(Source data)
"""

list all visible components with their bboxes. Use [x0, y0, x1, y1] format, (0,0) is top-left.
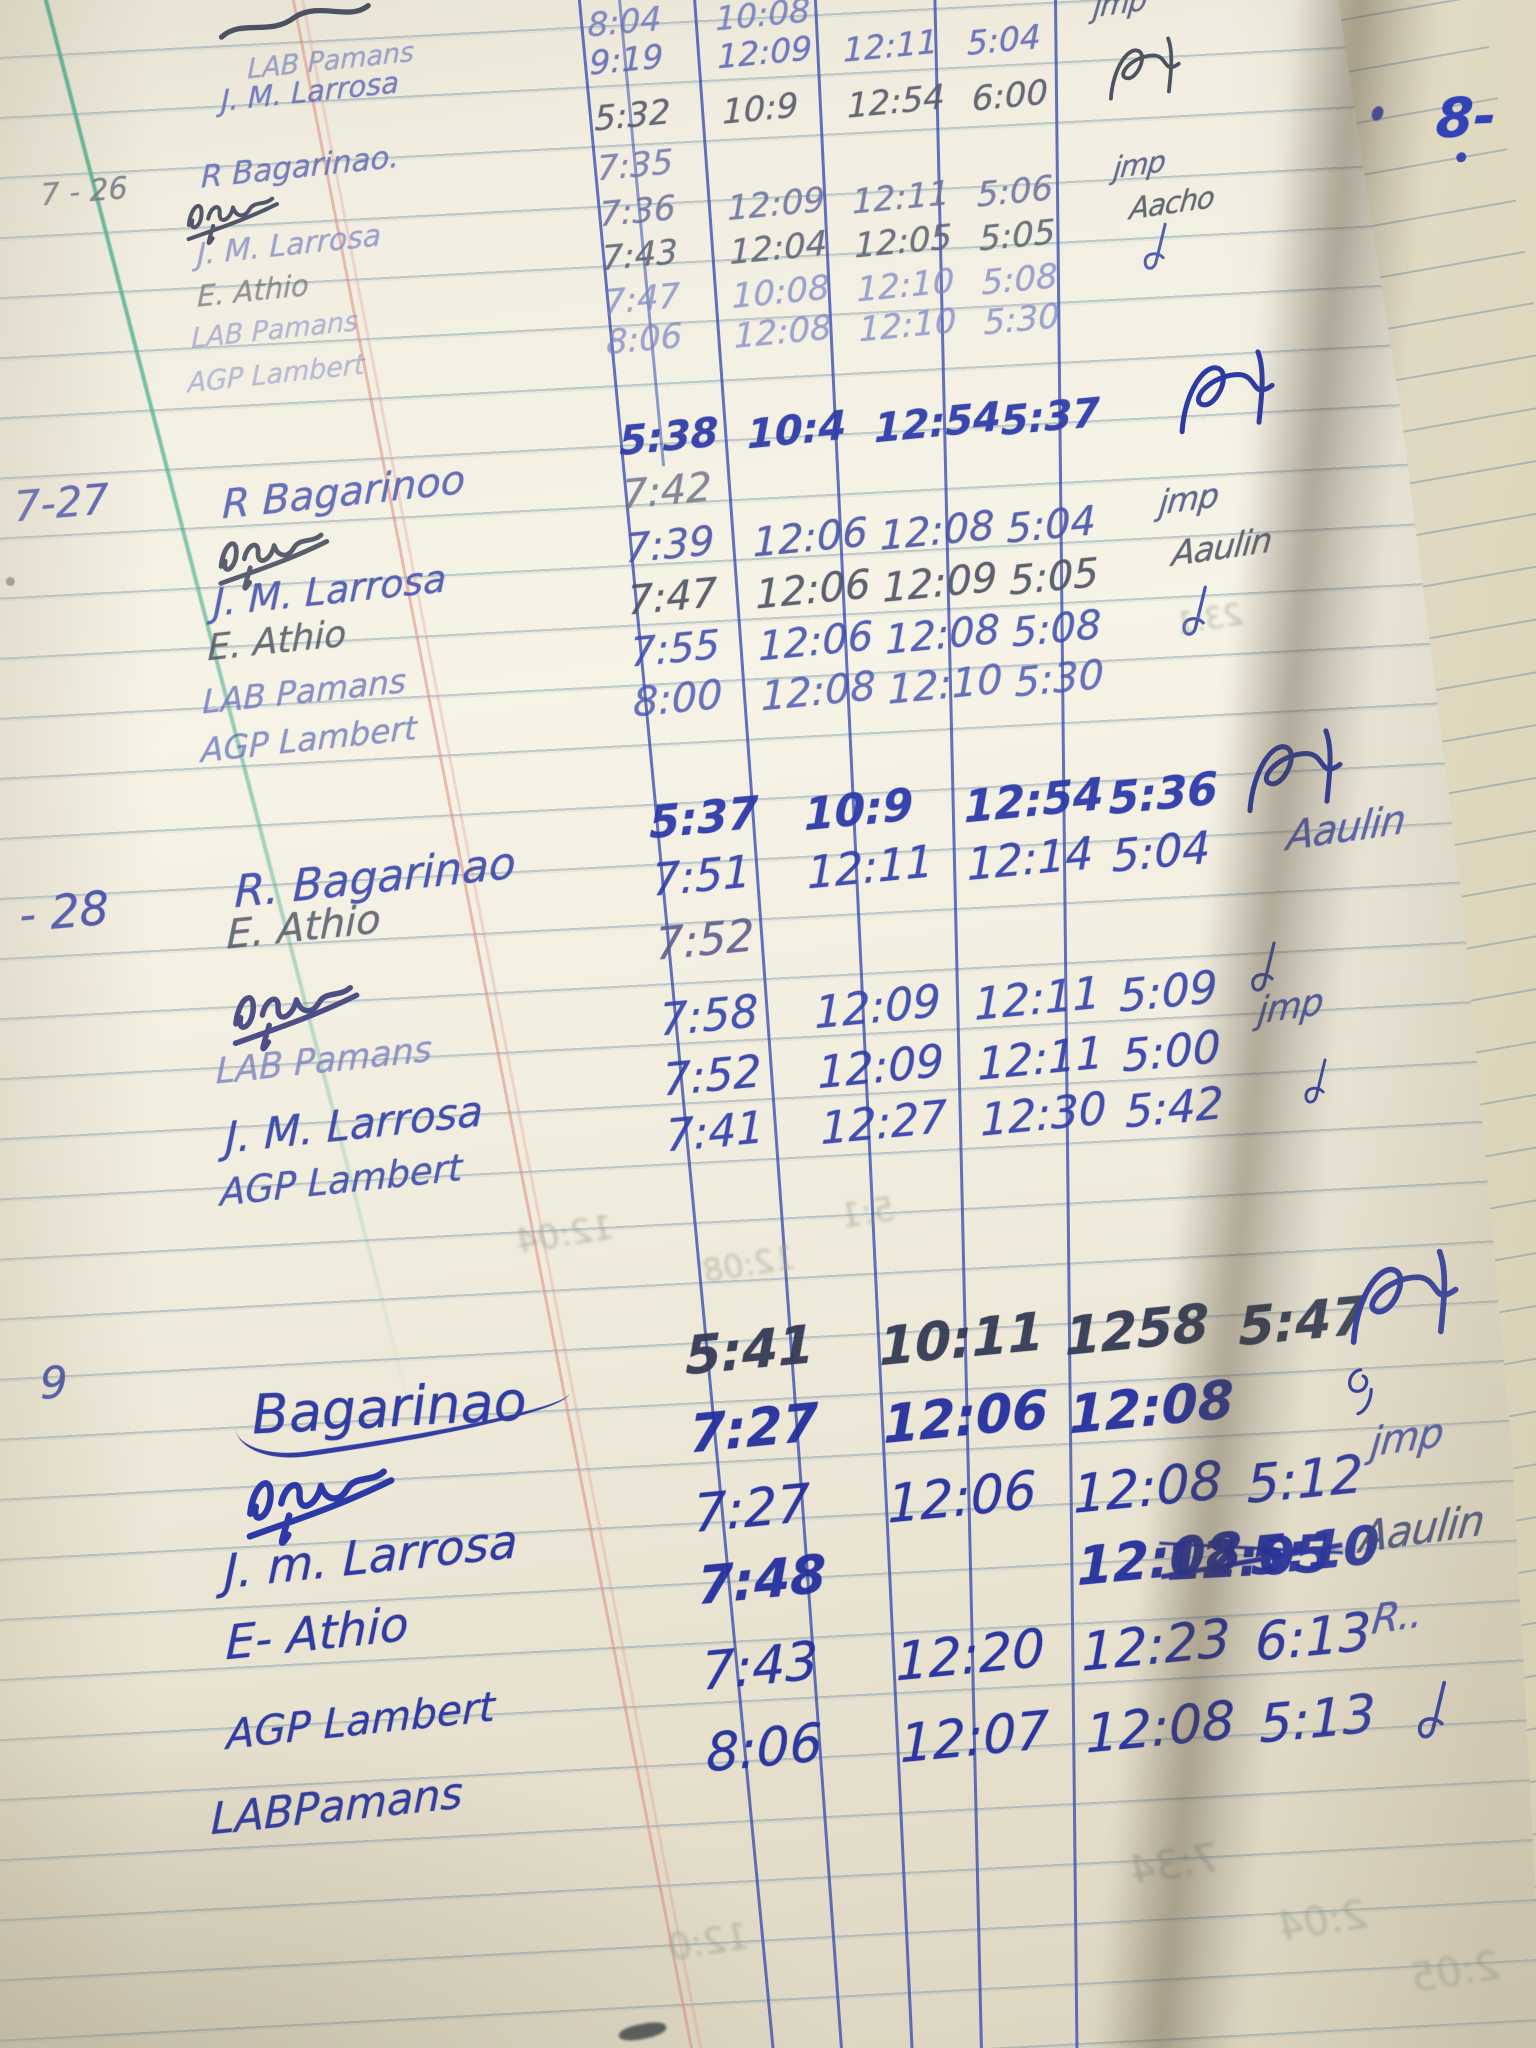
signature-scribble	[1304, 1058, 1327, 1104]
signature-scribble	[1251, 941, 1276, 992]
time-cell: 7:42	[622, 464, 712, 519]
time-cell: 7:39	[624, 518, 715, 573]
time-cell: 5:05	[1009, 550, 1099, 605]
time-cell: 10:9	[803, 779, 914, 842]
time-cell: 8:06	[606, 315, 683, 364]
time-cell: 6:00	[971, 72, 1049, 120]
time-cell: 7:36	[599, 187, 676, 236]
time-cell: 7:47	[627, 570, 718, 625]
time-cell: 6:13	[1254, 1602, 1372, 1675]
time-cell: 5:38	[619, 409, 719, 466]
time-cell: 5:04	[1111, 822, 1211, 884]
time-cell: 7:27	[689, 1392, 819, 1466]
handwritten-note-8: 8-	[1434, 84, 1498, 151]
signature-scribble	[1247, 728, 1343, 814]
time-cell: 8:00	[632, 671, 723, 727]
time-cell: 5:42	[1124, 1078, 1224, 1139]
time-cell: 5:41	[685, 1315, 815, 1388]
time-cell: 5:04	[966, 16, 1041, 63]
date-label: 9	[38, 1356, 69, 1411]
log-entries: 8:04 10:08 9:19 12:09 12:11 5:04 LAB Pamans jmp…	[0, 0, 1501, 2002]
time-cell: 5:00	[1122, 1022, 1221, 1083]
time-cell: 7:27	[693, 1473, 811, 1546]
time-cell: 7:43	[701, 1631, 819, 1704]
gpm-signature-scribble	[232, 984, 360, 1052]
time-cell: 5:04	[1006, 498, 1097, 553]
time-cell: 5:09	[1118, 962, 1218, 1023]
time-cell: 5:08	[1011, 601, 1102, 657]
cut-off-name-scribble	[218, 3, 371, 40]
time-cell: 7:41	[665, 1102, 765, 1163]
signature-scribble	[1348, 1368, 1373, 1416]
signature-scribble	[1179, 349, 1275, 435]
time-cell: 7:51	[652, 846, 752, 908]
time-cell: 5:37	[1000, 389, 1101, 446]
time-cell: 7:35	[596, 142, 674, 190]
signature-scribble	[1418, 1680, 1447, 1739]
time-cell: 5:37	[649, 787, 759, 850]
date-label: 7-27	[13, 474, 110, 532]
time-cell: 7:48	[697, 1544, 827, 1618]
time-cell: 7:58	[659, 986, 759, 1047]
signature-scribble	[1143, 222, 1167, 270]
gpm-signature-scribble	[218, 532, 330, 591]
bleed-through-ghost: 5:1	[839, 1188, 896, 1238]
signature-scribble	[1182, 585, 1207, 636]
time-cell: 5:05	[979, 212, 1056, 260]
time-cell: 10:4	[747, 402, 847, 459]
time-cell: 7:55	[630, 621, 721, 677]
time-cell: 5:32	[594, 92, 671, 140]
time-cell: 5:12	[1246, 1444, 1364, 1517]
signature: R..	[1369, 1589, 1425, 1644]
signature-scribble	[1109, 36, 1181, 101]
time-cell: 5:13	[1259, 1684, 1376, 1756]
signature-scribble	[1350, 1248, 1459, 1345]
gpm-signature-scribble	[246, 1468, 395, 1546]
time-cell: 5:30	[1014, 651, 1105, 707]
time-cell: 5:06	[976, 168, 1054, 216]
time-cell: 5:36	[1108, 763, 1218, 826]
time-cell: 7:52	[662, 1046, 762, 1107]
gpm-signature-scribble	[186, 196, 279, 245]
date-label: - 28	[18, 880, 110, 943]
time-cell: 7:43	[601, 231, 678, 280]
time-cell: 5:30	[983, 296, 1060, 344]
time-cell: 7:52	[655, 910, 755, 972]
time-cell: 8:06	[705, 1713, 823, 1785]
time-cell: 10:9	[722, 85, 799, 133]
time-cell: 9:19	[589, 36, 664, 83]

"""

● Exercise aim: Repeat each item line unchanged, starting at the line containing "1058, 1327, 1104]" and continuing down to the line containing "142, 674, 190]", with both of those lines included.

● Response:
signature-scribble	[1304, 1058, 1327, 1104]
signature-scribble	[1251, 941, 1276, 992]
time-cell: 7:42	[622, 464, 712, 519]
time-cell: 7:39	[624, 518, 715, 573]
time-cell: 5:05	[1009, 550, 1099, 605]
time-cell: 10:9	[803, 779, 914, 842]
time-cell: 8:06	[606, 315, 683, 364]
time-cell: 6:00	[971, 72, 1049, 120]
time-cell: 7:36	[599, 187, 676, 236]
time-cell: 7:47	[627, 570, 718, 625]
time-cell: 6:13	[1254, 1602, 1372, 1675]
time-cell: 5:38	[619, 409, 719, 466]
time-cell: 5:04	[1111, 822, 1211, 884]
time-cell: 7:27	[689, 1392, 819, 1466]
handwritten-note-8: 8-	[1434, 84, 1498, 151]
signature-scribble	[1247, 728, 1343, 814]
time-cell: 8:00	[632, 671, 723, 727]
time-cell: 5:42	[1124, 1078, 1224, 1139]
time-cell: 5:41	[685, 1315, 815, 1388]
time-cell: 5:04	[966, 16, 1041, 63]
date-label: 9	[38, 1356, 69, 1411]
log-entries: 8:04 10:08 9:19 12:09 12:11 5:04 LAB Pamans jmp…	[0, 0, 1501, 2002]
time-cell: 5:00	[1122, 1022, 1221, 1083]
time-cell: 7:27	[693, 1473, 811, 1546]
time-cell: 7:43	[701, 1631, 819, 1704]
gpm-signature-scribble	[232, 984, 360, 1052]
time-cell: 5:04	[1006, 498, 1097, 553]
time-cell: 5:09	[1118, 962, 1218, 1023]
time-cell: 5:08	[1011, 601, 1102, 657]
cut-off-name-scribble	[218, 3, 371, 40]
time-cell: 7:41	[665, 1102, 765, 1163]
signature-scribble	[1348, 1368, 1373, 1416]
signature-scribble	[1179, 349, 1275, 435]
time-cell: 7:51	[652, 846, 752, 908]
time-cell: 5:37	[1000, 389, 1101, 446]
time-cell: 7:35	[596, 142, 674, 190]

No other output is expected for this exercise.